EXERCISE DESCRIPTION:
Which lines hold the word "Flurstück"? Copy each one.

Collected data entries:

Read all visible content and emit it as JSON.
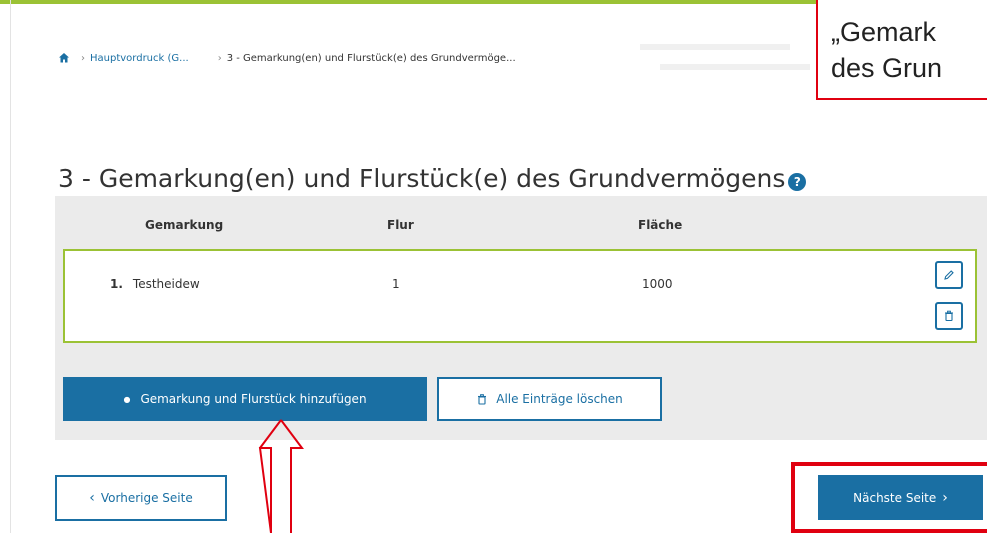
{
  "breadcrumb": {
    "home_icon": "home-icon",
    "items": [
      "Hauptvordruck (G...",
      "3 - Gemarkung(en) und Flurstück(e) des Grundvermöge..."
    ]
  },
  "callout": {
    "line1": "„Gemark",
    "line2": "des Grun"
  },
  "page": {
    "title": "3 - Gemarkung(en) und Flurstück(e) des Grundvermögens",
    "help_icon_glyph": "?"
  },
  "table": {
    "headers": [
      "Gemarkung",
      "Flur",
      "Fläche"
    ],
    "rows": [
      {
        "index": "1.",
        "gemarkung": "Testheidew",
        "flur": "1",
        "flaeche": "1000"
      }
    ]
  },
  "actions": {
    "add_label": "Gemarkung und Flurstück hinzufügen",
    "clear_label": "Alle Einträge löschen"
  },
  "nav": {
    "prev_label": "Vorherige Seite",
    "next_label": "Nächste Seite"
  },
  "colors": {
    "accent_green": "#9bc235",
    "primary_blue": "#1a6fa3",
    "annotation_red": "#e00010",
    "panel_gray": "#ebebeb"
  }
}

...

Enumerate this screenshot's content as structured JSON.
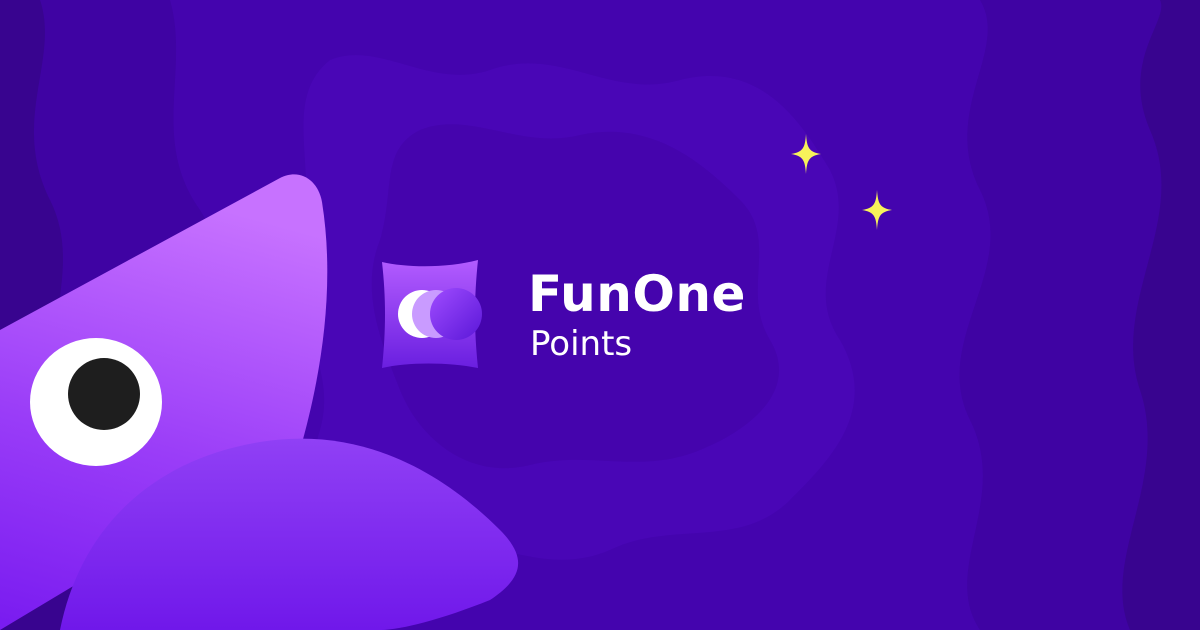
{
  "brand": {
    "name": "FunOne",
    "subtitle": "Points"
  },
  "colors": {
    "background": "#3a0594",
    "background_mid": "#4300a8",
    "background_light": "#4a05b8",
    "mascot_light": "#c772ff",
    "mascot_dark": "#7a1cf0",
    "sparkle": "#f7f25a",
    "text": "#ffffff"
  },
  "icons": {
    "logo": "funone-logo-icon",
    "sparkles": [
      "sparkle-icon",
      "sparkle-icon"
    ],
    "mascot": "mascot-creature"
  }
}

ANSWER TO THIS TASK:
      "3 - Gemarkung(en) und Flurstück(e) des Grundvermöge..."
    "title": "3 - Gemarkung(en) und Flurstück(e) des Grundvermögens",
    "add_label": "Gemarkung und Flurstück hinzufügen",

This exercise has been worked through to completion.